> **What to do**: Report the number of lines containing "Lichorowicz", with no other words.

>> start Records provided

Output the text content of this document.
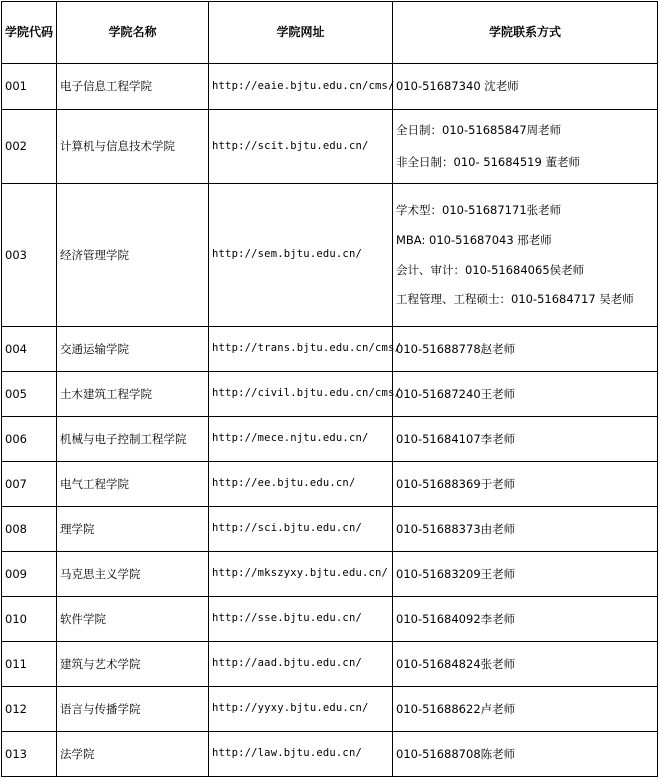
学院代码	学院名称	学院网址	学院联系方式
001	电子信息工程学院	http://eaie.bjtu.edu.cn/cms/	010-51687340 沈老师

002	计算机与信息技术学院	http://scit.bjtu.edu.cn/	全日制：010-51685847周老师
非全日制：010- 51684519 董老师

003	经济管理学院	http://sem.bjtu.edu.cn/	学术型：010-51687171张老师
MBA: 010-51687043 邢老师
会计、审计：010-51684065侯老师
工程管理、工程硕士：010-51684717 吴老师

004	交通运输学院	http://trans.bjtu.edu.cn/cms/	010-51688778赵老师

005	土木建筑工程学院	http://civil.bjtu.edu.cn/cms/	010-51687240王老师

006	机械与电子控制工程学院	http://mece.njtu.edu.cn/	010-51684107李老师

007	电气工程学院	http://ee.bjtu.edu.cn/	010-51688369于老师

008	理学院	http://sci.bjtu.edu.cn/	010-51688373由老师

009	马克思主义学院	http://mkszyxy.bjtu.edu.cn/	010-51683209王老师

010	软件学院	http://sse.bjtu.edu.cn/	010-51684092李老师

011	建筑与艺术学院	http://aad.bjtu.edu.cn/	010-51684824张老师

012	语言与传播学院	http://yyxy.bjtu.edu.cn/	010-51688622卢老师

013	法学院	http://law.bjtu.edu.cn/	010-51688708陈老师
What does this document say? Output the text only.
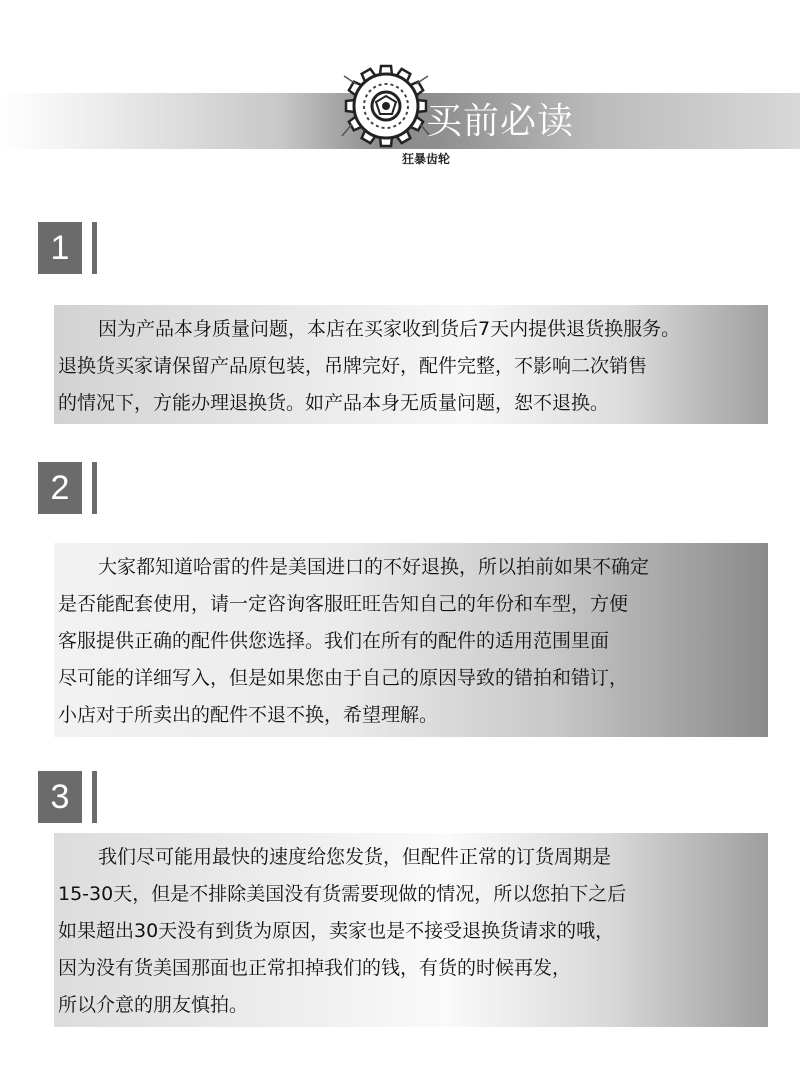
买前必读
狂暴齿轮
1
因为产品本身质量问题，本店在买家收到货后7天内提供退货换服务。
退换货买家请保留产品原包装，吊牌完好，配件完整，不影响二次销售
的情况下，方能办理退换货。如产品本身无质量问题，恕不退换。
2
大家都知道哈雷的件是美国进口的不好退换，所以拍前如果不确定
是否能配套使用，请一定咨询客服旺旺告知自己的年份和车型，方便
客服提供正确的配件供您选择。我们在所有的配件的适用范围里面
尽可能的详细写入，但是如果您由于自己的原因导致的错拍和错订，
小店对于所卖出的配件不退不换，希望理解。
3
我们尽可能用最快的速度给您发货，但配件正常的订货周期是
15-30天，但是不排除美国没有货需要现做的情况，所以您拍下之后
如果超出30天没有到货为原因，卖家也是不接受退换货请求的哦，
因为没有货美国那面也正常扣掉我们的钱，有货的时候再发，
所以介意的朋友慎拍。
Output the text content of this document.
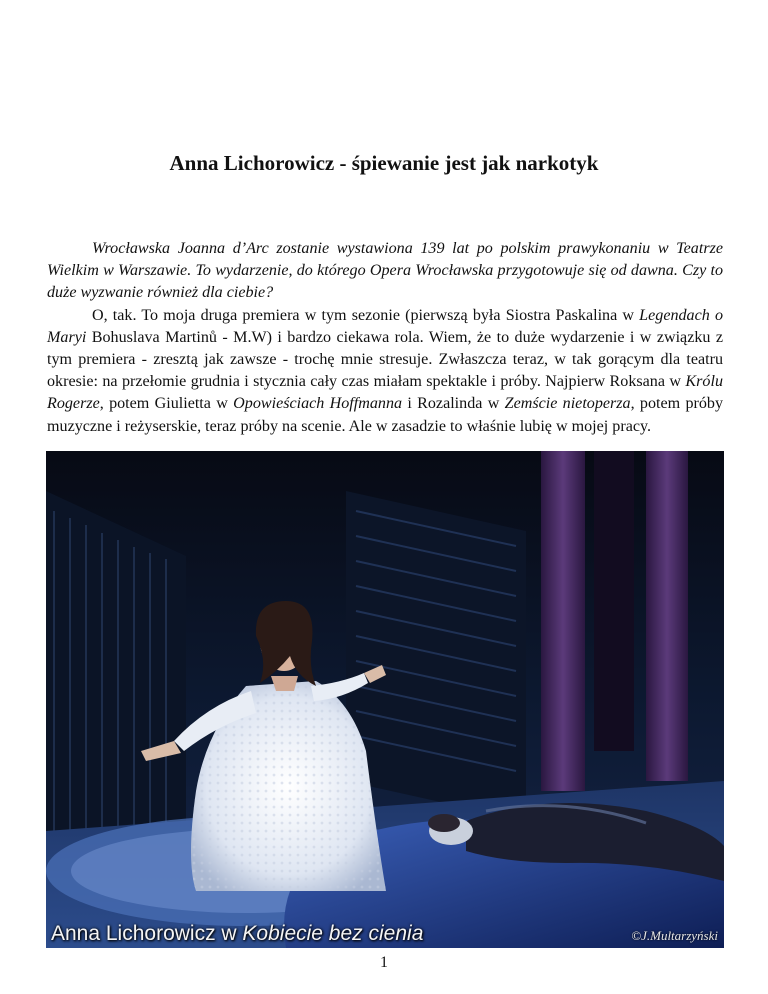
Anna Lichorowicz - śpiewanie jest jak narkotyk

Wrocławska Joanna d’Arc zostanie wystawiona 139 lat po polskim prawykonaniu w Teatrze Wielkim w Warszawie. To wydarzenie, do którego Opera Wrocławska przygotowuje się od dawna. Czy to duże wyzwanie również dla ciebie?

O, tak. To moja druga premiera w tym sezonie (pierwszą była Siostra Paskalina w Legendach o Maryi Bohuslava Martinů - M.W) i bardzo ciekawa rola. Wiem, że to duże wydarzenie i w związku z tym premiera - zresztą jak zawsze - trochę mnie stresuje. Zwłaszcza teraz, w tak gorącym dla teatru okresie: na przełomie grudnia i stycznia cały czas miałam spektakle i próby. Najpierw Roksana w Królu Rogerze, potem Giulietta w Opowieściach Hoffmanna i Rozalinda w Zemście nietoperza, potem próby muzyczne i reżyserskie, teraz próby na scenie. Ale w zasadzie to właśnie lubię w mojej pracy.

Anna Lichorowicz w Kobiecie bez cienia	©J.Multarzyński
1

>> end Records provided

> **The result**: 2